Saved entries
----

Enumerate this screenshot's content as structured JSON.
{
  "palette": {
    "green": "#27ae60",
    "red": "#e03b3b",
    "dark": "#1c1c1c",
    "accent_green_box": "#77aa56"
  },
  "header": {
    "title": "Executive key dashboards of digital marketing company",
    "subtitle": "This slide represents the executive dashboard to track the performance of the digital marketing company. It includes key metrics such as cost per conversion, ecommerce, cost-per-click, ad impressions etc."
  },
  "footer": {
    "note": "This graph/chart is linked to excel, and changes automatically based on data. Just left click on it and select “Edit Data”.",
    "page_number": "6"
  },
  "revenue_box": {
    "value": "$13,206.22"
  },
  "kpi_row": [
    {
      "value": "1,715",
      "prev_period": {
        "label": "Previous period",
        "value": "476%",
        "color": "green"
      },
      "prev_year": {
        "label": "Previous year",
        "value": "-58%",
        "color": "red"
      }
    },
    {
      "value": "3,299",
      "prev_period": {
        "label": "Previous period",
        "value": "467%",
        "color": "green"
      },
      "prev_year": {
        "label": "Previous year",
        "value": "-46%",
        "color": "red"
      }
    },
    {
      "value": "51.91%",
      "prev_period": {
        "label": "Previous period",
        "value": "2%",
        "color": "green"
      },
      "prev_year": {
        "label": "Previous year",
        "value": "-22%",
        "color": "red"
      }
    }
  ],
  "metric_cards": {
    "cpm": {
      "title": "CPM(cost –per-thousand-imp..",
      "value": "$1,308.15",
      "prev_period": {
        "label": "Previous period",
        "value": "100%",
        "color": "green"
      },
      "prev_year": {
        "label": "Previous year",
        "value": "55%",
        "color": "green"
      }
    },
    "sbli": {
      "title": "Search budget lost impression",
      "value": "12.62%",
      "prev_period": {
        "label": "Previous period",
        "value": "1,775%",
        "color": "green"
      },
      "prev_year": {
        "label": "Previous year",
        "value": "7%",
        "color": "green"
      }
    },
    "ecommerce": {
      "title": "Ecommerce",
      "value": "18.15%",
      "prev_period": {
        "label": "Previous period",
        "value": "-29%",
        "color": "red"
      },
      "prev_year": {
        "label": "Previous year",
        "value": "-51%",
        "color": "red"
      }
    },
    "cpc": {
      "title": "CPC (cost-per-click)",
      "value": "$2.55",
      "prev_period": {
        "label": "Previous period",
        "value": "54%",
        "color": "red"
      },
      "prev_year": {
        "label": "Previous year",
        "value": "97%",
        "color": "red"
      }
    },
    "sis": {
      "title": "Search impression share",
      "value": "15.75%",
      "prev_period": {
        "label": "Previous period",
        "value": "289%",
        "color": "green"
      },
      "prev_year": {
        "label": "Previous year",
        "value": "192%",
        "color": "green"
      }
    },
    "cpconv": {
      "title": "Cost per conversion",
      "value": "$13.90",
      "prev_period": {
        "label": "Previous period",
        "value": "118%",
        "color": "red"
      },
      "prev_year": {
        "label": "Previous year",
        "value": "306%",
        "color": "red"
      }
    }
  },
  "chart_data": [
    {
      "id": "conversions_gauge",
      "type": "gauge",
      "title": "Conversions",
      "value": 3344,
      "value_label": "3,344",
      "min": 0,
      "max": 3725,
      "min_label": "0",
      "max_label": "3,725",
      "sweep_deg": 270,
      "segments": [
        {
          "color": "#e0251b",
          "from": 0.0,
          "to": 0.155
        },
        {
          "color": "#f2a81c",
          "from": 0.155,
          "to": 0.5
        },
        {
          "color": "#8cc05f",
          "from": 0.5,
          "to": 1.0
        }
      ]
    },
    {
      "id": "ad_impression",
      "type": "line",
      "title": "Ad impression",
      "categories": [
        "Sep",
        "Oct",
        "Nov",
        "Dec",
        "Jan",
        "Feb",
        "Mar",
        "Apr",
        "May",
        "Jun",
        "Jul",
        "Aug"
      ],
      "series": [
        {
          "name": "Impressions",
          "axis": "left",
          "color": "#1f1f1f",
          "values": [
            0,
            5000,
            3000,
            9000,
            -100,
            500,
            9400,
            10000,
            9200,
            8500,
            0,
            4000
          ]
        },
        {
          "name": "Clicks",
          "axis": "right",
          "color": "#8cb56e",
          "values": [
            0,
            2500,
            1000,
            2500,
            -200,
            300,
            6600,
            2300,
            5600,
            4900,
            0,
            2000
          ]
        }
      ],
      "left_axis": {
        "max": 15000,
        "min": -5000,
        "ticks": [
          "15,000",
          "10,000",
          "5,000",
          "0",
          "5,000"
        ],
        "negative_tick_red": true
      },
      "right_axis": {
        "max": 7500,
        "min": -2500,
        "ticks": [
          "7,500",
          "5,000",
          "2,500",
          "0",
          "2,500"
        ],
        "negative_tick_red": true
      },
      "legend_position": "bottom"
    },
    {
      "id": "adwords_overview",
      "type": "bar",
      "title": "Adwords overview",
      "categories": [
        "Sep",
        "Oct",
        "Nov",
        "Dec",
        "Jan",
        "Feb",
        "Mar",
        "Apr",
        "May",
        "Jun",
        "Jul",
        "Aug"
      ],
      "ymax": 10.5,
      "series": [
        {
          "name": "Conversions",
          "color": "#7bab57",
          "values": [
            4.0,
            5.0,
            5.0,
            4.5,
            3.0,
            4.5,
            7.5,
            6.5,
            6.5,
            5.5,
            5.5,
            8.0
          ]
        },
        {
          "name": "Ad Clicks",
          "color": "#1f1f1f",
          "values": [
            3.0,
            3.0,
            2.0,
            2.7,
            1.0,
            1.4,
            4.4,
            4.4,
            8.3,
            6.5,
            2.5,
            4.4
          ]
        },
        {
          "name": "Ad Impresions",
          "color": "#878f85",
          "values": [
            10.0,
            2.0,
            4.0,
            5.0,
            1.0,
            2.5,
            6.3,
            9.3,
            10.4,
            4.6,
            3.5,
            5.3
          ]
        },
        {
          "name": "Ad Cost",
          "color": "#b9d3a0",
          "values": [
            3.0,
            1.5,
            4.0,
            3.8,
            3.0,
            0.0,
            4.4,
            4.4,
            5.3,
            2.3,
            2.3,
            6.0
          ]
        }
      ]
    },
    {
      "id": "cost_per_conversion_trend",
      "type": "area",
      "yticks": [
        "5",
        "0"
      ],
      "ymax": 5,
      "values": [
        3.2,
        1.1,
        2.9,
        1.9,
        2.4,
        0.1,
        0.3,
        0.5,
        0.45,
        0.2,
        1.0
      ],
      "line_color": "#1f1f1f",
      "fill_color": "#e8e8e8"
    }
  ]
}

----

Return each line of the records above exactly as it reads.

Enumerate this screenshot's content as structured JSON.
{
  "palette": {
    "green": "#27ae60",
    "red": "#e03b3b",
    "dark": "#1c1c1c",
    "accent_green_box": "#77aa56"
  },
  "header": {
    "title": "Executive key dashboards of digital marketing company",
    "subtitle": "This slide represents the executive dashboard to track the performance of the digital marketing company. It includes key metrics such as cost per conversion, ecommerce, cost-per-click, ad impressions etc."
  },
  "footer": {
    "note": "This graph/chart is linked to excel, and changes automatically based on data. Just left click on it and select “Edit Data”.",
    "page_number": "6"
  },
  "revenue_box": {
    "value": "$13,206.22"
  },
  "kpi_row": [
    {
      "value": "1,715",
      "prev_period": {
        "label": "Previous period",
        "value": "476%",
        "color": "green"
      },
      "prev_year": {
        "label": "Previous year",
        "value": "-58%",
        "color": "red"
      }
    },
    {
      "value": "3,299",
      "prev_period": {
        "label": "Previous period",
        "value": "467%",
        "color": "green"
      },
      "prev_year": {
        "label": "Previous year",
        "value": "-46%",
        "color": "red"
      }
    },
    {
      "value": "51.91%",
      "prev_period": {
        "label": "Previous period",
        "value": "2%",
        "color": "green"
      },
      "prev_year": {
        "label": "Previous year",
        "value": "-22%",
        "color": "red"
      }
    }
  ],
  "metric_cards": {
    "cpm": {
      "title": "CPM(cost –per-thousand-imp..",
      "value": "$1,308.15",
      "prev_period": {
        "label": "Previous period",
        "value": "100%",
        "color": "green"
      },
      "prev_year": {
        "label": "Previous year",
        "value": "55%",
        "color": "green"
      }
    },
    "sbli": {
      "title": "Search budget lost impression",
      "value": "12.62%",
      "prev_period": {
        "label": "Previous period",
        "value": "1,775%",
        "color": "green"
      },
      "prev_year": {
        "label": "Previous year",
        "value": "7%",
        "color": "green"
      }
    },
    "ecommerce": {
      "title": "Ecommerce",
      "value": "18.15%",
      "prev_period": {
        "label": "Previous period",
        "value": "-29%",
        "color": "red"
      },
      "prev_year": {
        "label": "Previous year",
        "value": "-51%",
        "color": "red"
      }
    },
    "cpc": {
      "title": "CPC (cost-per-click)",
      "value": "$2.55",
      "prev_period": {
        "label": "Previous period",
        "value": "54%",
        "color": "red"
      },
      "prev_year": {
        "label": "Previous year",
        "value": "97%",
        "color": "red"
      }
    },
    "sis": {
      "title": "Search impression share",
      "value": "15.75%",
      "prev_period": {
        "label": "Previous period",
        "value": "289%",
        "color": "green"
      },
      "prev_year": {
        "label": "Previous year",
        "value": "192%",
        "color": "green"
      }
    },
    "cpconv": {
      "title": "Cost per conversion",
      "value": "$13.90",
      "prev_period": {
        "label": "Previous period",
        "value": "118%",
        "color": "red"
      },
      "prev_year": {
        "label": "Previous year",
        "value": "306%",
        "color": "red"
      }
    }
  },
  "chart_data": [
    {
      "id": "conversions_gauge",
      "type": "gauge",
      "title": "Conversions",
      "value": 3344,
      "value_label": "3,344",
      "min": 0,
      "max": 3725,
      "min_label": "0",
      "max_label": "3,725",
      "sweep_deg": 270,
      "segments": [
        {
          "color": "#e0251b",
          "from": 0.0,
          "to": 0.155
        },
        {
          "color": "#f2a81c",
          "from": 0.155,
          "to": 0.5
        },
        {
          "color": "#8cc05f",
          "from": 0.5,
          "to": 1.0
        }
      ]
    },
    {
      "id": "ad_impression",
      "type": "line",
      "title": "Ad impression",
      "categories": [
        "Sep",
        "Oct",
        "Nov",
        "Dec",
        "Jan",
        "Feb",
        "Mar",
        "Apr",
        "May",
        "Jun",
        "Jul",
        "Aug"
      ],
      "series": [
        {
          "name": "Impressions",
          "axis": "left",
          "color": "#1f1f1f",
          "values": [
            0,
            5000,
            3000,
            9000,
            -100,
            500,
            9400,
            10000,
            9200,
            8500,
            0,
            4000
          ]
        },
        {
          "name": "Clicks",
          "axis": "right",
          "color": "#8cb56e",
          "values": [
            0,
            2500,
            1000,
            2500,
            -200,
            300,
            6600,
            2300,
            5600,
            4900,
            0,
            2000
          ]
        }
      ],
      "left_axis": {
        "max": 15000,
        "min": -5000,
        "ticks": [
          "15,000",
          "10,000",
          "5,000",
          "0",
          "5,000"
        ],
        "negative_tick_red": true
      },
      "right_axis": {
        "max": 7500,
        "min": -2500,
        "ticks": [
          "7,500",
          "5,000",
          "2,500",
          "0",
          "2,500"
        ],
        "negative_tick_red": true
      },
      "legend_position": "bottom"
    },
    {
      "id": "adwords_overview",
      "type": "bar",
      "title": "Adwords overview",
      "categories": [
        "Sep",
        "Oct",
        "Nov",
        "Dec",
        "Jan",
        "Feb",
        "Mar",
        "Apr",
        "May",
        "Jun",
        "Jul",
        "Aug"
      ],
      "ymax": 10.5,
      "series": [
        {
          "name": "Conversions",
          "color": "#7bab57",
          "values": [
            4.0,
            5.0,
            5.0,
            4.5,
            3.0,
            4.5,
            7.5,
            6.5,
            6.5,
            5.5,
            5.5,
            8.0
          ]
        },
        {
          "name": "Ad Clicks",
          "color": "#1f1f1f",
          "values": [
            3.0,
            3.0,
            2.0,
            2.7,
            1.0,
            1.4,
            4.4,
            4.4,
            8.3,
            6.5,
            2.5,
            4.4
          ]
        },
        {
          "name": "Ad Impresions",
          "color": "#878f85",
          "values": [
            10.0,
            2.0,
            4.0,
            5.0,
            1.0,
            2.5,
            6.3,
            9.3,
            10.4,
            4.6,
            3.5,
            5.3
          ]
        },
        {
          "name": "Ad Cost",
          "color": "#b9d3a0",
          "values": [
            3.0,
            1.5,
            4.0,
            3.8,
            3.0,
            0.0,
            4.4,
            4.4,
            5.3,
            2.3,
            2.3,
            6.0
          ]
        }
      ]
    },
    {
      "id": "cost_per_conversion_trend",
      "type": "area",
      "yticks": [
        "5",
        "0"
      ],
      "ymax": 5,
      "values": [
        3.2,
        1.1,
        2.9,
        1.9,
        2.4,
        0.1,
        0.3,
        0.5,
        0.45,
        0.2,
        1.0
      ],
      "line_color": "#1f1f1f",
      "fill_color": "#e8e8e8"
    }
  ]
}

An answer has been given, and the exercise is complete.